### EXERCISE AIM:
Find the lines containing the word "metody" and copy every one of them.
--- DATA SHOWN ---
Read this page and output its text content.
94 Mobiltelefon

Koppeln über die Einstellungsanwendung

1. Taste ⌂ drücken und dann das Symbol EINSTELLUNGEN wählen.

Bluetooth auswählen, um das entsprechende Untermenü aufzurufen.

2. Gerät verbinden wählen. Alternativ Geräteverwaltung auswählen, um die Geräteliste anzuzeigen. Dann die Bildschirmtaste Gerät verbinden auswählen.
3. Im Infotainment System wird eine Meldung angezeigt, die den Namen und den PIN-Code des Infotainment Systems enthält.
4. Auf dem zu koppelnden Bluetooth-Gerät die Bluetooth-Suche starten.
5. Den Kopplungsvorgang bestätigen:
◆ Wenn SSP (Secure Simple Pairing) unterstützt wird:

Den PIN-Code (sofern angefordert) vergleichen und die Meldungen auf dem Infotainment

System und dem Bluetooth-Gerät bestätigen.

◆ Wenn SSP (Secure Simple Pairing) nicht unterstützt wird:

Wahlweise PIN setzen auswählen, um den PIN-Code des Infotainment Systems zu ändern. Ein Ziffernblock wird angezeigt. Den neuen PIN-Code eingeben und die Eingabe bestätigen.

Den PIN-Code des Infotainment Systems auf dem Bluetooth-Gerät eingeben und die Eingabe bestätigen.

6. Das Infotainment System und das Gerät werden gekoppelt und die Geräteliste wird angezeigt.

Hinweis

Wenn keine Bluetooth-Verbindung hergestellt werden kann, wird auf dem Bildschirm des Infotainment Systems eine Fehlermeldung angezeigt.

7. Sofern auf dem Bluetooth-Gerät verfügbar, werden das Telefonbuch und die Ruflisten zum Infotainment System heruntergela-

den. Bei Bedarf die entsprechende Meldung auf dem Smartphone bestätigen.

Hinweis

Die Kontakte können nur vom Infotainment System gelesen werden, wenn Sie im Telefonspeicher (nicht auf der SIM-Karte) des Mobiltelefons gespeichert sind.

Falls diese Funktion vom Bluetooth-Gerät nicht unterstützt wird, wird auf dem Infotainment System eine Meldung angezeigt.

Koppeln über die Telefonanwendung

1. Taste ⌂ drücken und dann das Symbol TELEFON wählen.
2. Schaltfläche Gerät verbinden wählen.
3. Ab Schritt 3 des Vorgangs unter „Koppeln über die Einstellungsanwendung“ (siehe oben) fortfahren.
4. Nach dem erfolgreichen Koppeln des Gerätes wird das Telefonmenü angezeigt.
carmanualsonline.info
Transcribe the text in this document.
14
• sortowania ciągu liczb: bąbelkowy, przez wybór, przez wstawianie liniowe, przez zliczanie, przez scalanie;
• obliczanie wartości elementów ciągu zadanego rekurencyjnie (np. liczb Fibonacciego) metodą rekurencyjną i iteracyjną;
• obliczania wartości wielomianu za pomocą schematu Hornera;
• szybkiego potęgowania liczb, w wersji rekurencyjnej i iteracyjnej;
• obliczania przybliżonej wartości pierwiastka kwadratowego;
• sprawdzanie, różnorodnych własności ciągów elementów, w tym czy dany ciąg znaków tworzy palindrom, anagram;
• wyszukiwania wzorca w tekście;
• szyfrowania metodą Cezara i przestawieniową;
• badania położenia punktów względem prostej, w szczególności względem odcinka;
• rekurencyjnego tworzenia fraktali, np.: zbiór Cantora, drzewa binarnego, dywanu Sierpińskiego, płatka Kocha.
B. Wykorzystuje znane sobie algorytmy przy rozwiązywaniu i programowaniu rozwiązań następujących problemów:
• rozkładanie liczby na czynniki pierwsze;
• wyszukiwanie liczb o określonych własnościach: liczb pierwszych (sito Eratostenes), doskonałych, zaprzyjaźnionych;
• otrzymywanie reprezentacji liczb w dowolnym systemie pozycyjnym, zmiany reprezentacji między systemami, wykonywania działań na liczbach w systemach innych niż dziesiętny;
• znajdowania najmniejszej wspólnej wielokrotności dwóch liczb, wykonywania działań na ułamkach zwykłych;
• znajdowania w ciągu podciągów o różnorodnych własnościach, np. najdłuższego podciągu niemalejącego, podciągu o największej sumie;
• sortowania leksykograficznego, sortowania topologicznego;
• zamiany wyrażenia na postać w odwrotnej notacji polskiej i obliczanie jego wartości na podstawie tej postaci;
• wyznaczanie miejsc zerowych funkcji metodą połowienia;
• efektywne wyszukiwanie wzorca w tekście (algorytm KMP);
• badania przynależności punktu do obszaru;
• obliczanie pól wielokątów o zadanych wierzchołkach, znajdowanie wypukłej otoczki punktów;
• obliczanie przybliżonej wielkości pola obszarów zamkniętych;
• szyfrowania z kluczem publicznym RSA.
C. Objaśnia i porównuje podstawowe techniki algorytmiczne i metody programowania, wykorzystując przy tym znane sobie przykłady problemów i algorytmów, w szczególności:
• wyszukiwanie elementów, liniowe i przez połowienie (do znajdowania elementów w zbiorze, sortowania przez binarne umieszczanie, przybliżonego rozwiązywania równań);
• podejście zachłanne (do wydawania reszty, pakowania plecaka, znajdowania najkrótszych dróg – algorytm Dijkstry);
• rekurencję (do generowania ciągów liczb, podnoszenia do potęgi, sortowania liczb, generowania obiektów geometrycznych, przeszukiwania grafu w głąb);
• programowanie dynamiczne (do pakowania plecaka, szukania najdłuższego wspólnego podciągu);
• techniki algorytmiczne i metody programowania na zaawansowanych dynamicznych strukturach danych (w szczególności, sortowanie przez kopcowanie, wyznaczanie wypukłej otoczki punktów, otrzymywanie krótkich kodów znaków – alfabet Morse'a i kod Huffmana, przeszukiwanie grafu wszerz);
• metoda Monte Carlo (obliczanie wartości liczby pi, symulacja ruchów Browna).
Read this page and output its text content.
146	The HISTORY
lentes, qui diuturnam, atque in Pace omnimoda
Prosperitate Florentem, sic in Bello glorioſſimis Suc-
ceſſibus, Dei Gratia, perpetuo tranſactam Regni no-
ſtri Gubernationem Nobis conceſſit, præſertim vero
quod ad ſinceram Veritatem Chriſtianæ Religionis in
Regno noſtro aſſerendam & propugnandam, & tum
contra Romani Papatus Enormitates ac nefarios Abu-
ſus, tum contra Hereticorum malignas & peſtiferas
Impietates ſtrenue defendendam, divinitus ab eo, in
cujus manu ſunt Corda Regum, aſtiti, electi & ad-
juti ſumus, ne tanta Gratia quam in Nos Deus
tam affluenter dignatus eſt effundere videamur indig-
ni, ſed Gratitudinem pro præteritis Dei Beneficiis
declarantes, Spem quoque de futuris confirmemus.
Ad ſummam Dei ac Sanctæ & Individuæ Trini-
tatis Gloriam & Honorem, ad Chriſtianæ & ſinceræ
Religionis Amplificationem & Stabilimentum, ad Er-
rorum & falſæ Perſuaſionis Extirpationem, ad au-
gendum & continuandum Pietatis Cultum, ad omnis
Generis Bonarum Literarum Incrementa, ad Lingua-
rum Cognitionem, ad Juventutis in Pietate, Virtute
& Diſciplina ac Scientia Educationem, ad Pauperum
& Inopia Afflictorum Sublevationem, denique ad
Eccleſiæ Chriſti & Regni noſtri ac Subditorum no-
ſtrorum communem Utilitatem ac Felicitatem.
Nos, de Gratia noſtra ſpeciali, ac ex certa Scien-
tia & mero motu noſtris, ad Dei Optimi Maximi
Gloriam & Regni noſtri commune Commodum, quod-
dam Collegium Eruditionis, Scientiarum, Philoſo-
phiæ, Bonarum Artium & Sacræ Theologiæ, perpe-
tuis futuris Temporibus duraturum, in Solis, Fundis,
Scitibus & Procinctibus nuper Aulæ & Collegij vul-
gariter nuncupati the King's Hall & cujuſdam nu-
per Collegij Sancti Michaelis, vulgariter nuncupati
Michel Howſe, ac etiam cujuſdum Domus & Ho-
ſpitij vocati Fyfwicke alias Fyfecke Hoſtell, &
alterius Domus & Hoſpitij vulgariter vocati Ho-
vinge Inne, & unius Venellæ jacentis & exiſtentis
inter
---
### WRITTEN SOLUTION:
C. Objaśnia i porównuje podstawowe techniki algorytmiczne i metody programowania, wykorzystując przy tym znane sobie przykłady problemów i algorytmów, w szczególności:
• techniki algorytmiczne i metody programowania na zaawansowanych dynamicznych strukturach danych (w szczególności, sortowanie przez kopcowanie, wyznaczanie wypukłej otoczki punktów, otrzymywanie krótkich kodów znaków – alfabet Morse'a i kod Huffmana, przeszukiwanie grafu wszerz);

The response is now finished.